§ **Work to do**
Gather from the listing below each line that includes the word "逻辑结构与物理结构", and copy it.

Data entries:
▬▬▬▬▬▬

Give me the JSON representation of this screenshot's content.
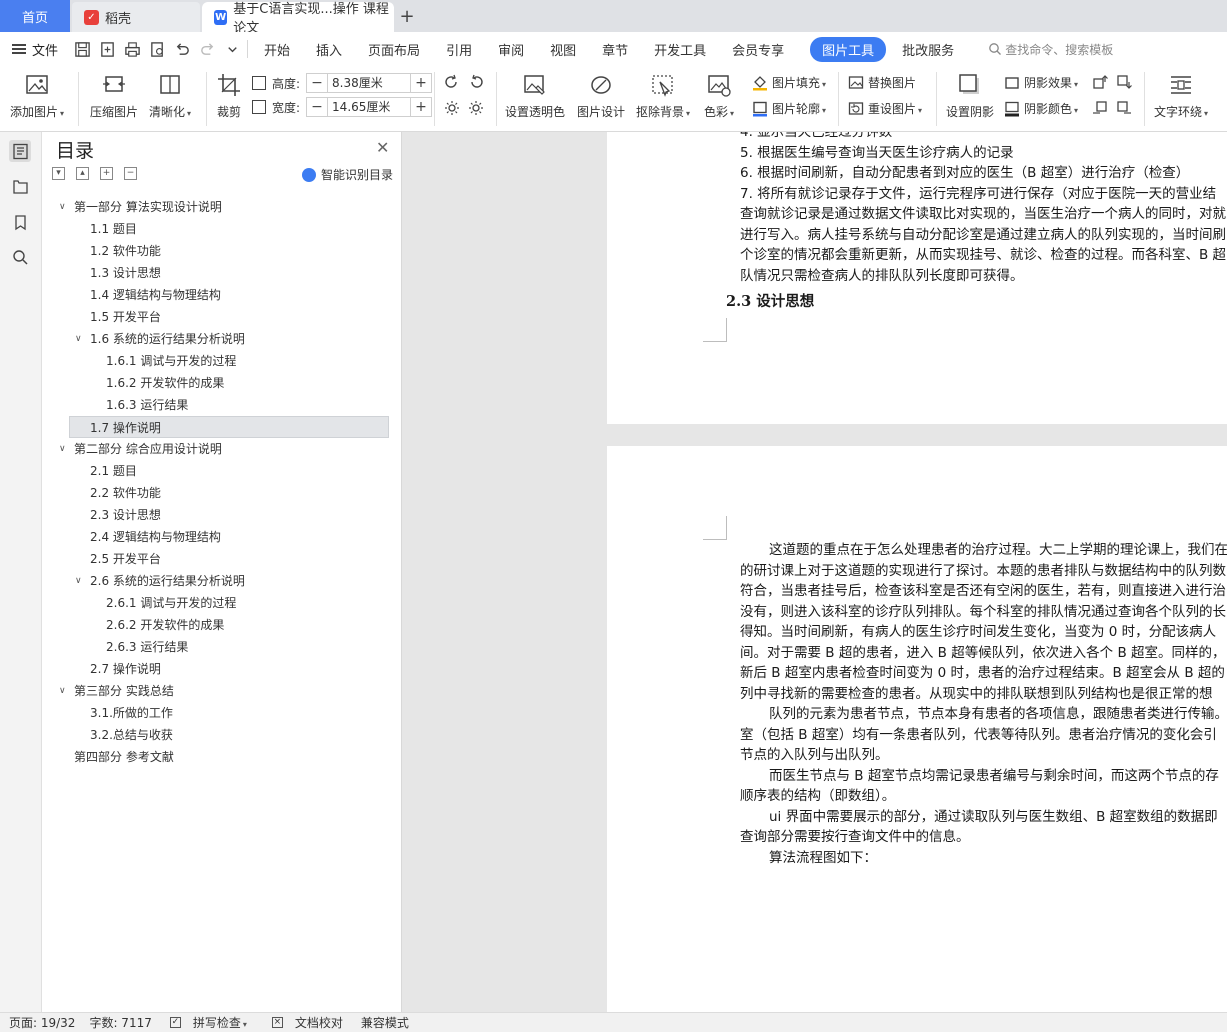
{
  "tabs": {
    "home": "首页",
    "daoke": "稻壳",
    "doc": "基于C语言实现...操作 课程论文",
    "add_icon": "plus-icon"
  },
  "menu": {
    "file": "文件",
    "tabs": [
      "开始",
      "插入",
      "页面布局",
      "引用",
      "审阅",
      "视图",
      "章节",
      "开发工具",
      "会员专享",
      "图片工具",
      "批改服务"
    ],
    "active_tab": "图片工具",
    "search_placeholder": "查找命令、搜索模板",
    "accent": "#3c7cf2"
  },
  "ribbon": {
    "add_picture": "添加图片",
    "compress": "压缩图片",
    "sharpen": "清晰化",
    "crop": "裁剪",
    "height_label": "高度:",
    "height_value": "8.38厘米",
    "width_label": "宽度:",
    "width_value": "14.65厘米",
    "set_transparent": "设置透明色",
    "picture_design": "图片设计",
    "remove_bg": "抠除背景",
    "color": "色彩",
    "fill": "图片填充",
    "outline": "图片轮廓",
    "replace": "替换图片",
    "reset": "重设图片",
    "set_shadow": "设置阴影",
    "shadow_effect": "阴影效果",
    "shadow_color": "阴影颜色",
    "text_wrap": "文字环绕"
  },
  "toc": {
    "title": "目录",
    "smart": "智能识别目录",
    "items": [
      {
        "label": "第一部分  算法实现设计说明",
        "level": 1,
        "arrow": "open"
      },
      {
        "label": "1.1 题目",
        "level": 2
      },
      {
        "label": "1.2 软件功能",
        "level": 2
      },
      {
        "label": "1.3 设计思想",
        "level": 2
      },
      {
        "label": "1.4 逻辑结构与物理结构",
        "level": 2
      },
      {
        "label": "1.5 开发平台",
        "level": 2
      },
      {
        "label": "1.6 系统的运行结果分析说明",
        "level": 2,
        "arrow": "open"
      },
      {
        "label": "1.6.1  调试与开发的过程",
        "level": 3
      },
      {
        "label": "1.6.2  开发软件的成果",
        "level": 3
      },
      {
        "label": "1.6.3  运行结果",
        "level": 3
      },
      {
        "label": "1.7 操作说明",
        "level": 2,
        "selected": true
      },
      {
        "label": "第二部分  综合应用设计说明",
        "level": 1,
        "arrow": "open"
      },
      {
        "label": "2.1 题目",
        "level": 2
      },
      {
        "label": "2.2 软件功能",
        "level": 2
      },
      {
        "label": "2.3 设计思想",
        "level": 2
      },
      {
        "label": "2.4 逻辑结构与物理结构",
        "level": 2
      },
      {
        "label": "2.5 开发平台",
        "level": 2
      },
      {
        "label": "2.6 系统的运行结果分析说明",
        "level": 2,
        "arrow": "open"
      },
      {
        "label": "2.6.1  调试与开发的过程",
        "level": 3
      },
      {
        "label": "2.6.2  开发软件的成果",
        "level": 3
      },
      {
        "label": "2.6.3  运行结果",
        "level": 3
      },
      {
        "label": "2.7 操作说明",
        "level": 2
      },
      {
        "label": "第三部分  实践总结",
        "level": 1,
        "arrow": "open"
      },
      {
        "label": "3.1.所做的工作",
        "level": 2
      },
      {
        "label": "3.2.总结与收获",
        "level": 2
      },
      {
        "label": "第四部分  参考文献",
        "level": 1
      }
    ]
  },
  "document": {
    "page1_lines": [
      "4.  显示当天已经过分钟数",
      "5.  根据医生编号查询当天医生诊疗病人的记录",
      "6.  根据时间刷新，自动分配患者到对应的医生（B 超室）进行治疗（检查）",
      "7.  将所有就诊记录存于文件，运行完程序可进行保存（对应于医院一天的营业结",
      "查询就诊记录是通过数据文件读取比对实现的，当医生治疗一个病人的同时，对就",
      "进行写入。病人挂号系统与自动分配诊室是通过建立病人的队列实现的，当时间刷",
      "个诊室的情况都会重新更新，从而实现挂号、就诊、检查的过程。而各科室、B 超",
      "队情况只需检查病人的排队队列长度即可获得。"
    ],
    "page1_heading": "2.3 设计思想",
    "page2_lines": [
      {
        "t": "这道题的重点在于怎么处理患者的治疗过程。大二上学期的理论课上，我们在",
        "indent": true
      },
      {
        "t": "的研讨课上对于这道题的实现进行了探讨。本题的患者排队与数据结构中的队列数",
        "indent": false
      },
      {
        "t": "符合，当患者挂号后，检查该科室是否还有空闲的医生，若有，则直接进入进行治",
        "indent": false
      },
      {
        "t": "没有，则进入该科室的诊疗队列排队。每个科室的排队情况通过查询各个队列的长",
        "indent": false
      },
      {
        "t": "得知。当时间刷新，有病人的医生诊疗时间发生变化，当变为 0 时，分配该病人",
        "indent": false
      },
      {
        "t": "间。对于需要 B 超的患者，进入 B 超等候队列，依次进入各个 B 超室。同样的，",
        "indent": false
      },
      {
        "t": "新后 B 超室内患者检查时间变为 0 时，患者的治疗过程结束。B 超室会从 B 超的",
        "indent": false
      },
      {
        "t": "列中寻找新的需要检查的患者。从现实中的排队联想到队列结构也是很正常的想",
        "indent": false
      },
      {
        "t": "队列的元素为患者节点，节点本身有患者的各项信息，跟随患者类进行传输。",
        "indent": true
      },
      {
        "t": "室（包括 B 超室）均有一条患者队列，代表等待队列。患者治疗情况的变化会引",
        "indent": false
      },
      {
        "t": "节点的入队列与出队列。",
        "indent": false
      },
      {
        "t": "而医生节点与 B 超室节点均需记录患者编号与剩余时间，而这两个节点的存",
        "indent": true
      },
      {
        "t": "顺序表的结构（即数组）。",
        "indent": false
      },
      {
        "t": "ui 界面中需要展示的部分，通过读取队列与医生数组、B 超室数组的数据即",
        "indent": true
      },
      {
        "t": "查询部分需要按行查询文件中的信息。",
        "indent": false
      },
      {
        "t": "算法流程图如下：",
        "indent": true
      }
    ]
  },
  "status": {
    "page": "页面: 19/32",
    "words": "字数: 7117",
    "spell": "拼写检查",
    "proof": "文档校对",
    "compat": "兼容模式"
  }
}
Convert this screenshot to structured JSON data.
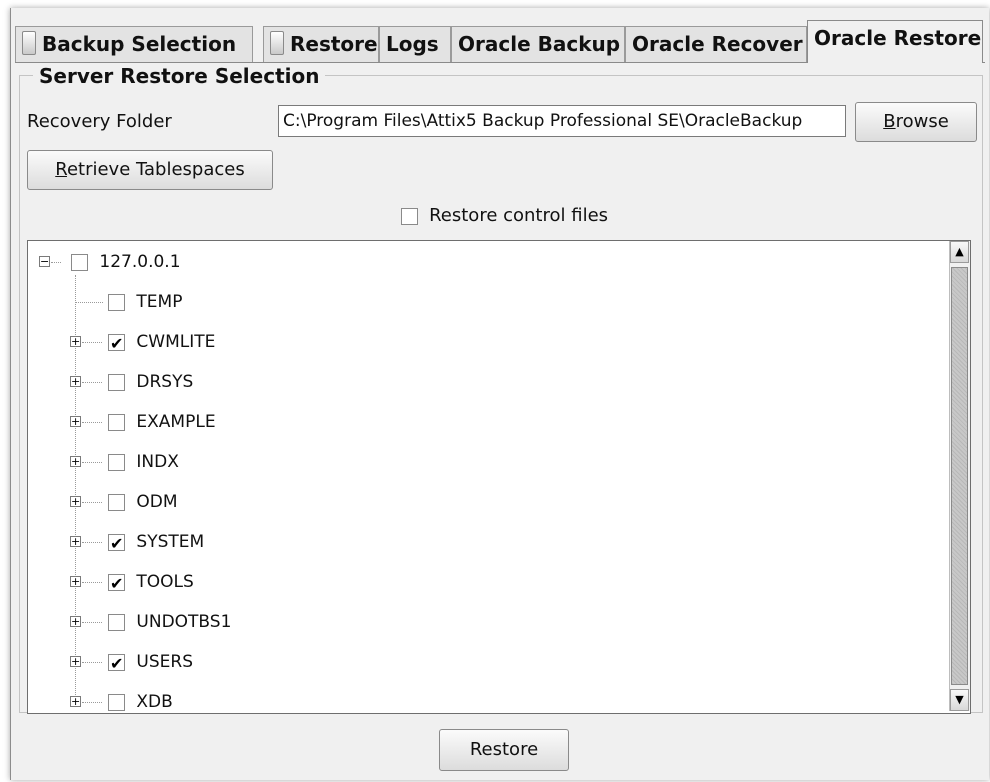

▬▬▬▬▬▬

§ **Response**
        "label": "1.4 逻辑结构与物理结构",
        "label": "2.4 逻辑结构与物理结构",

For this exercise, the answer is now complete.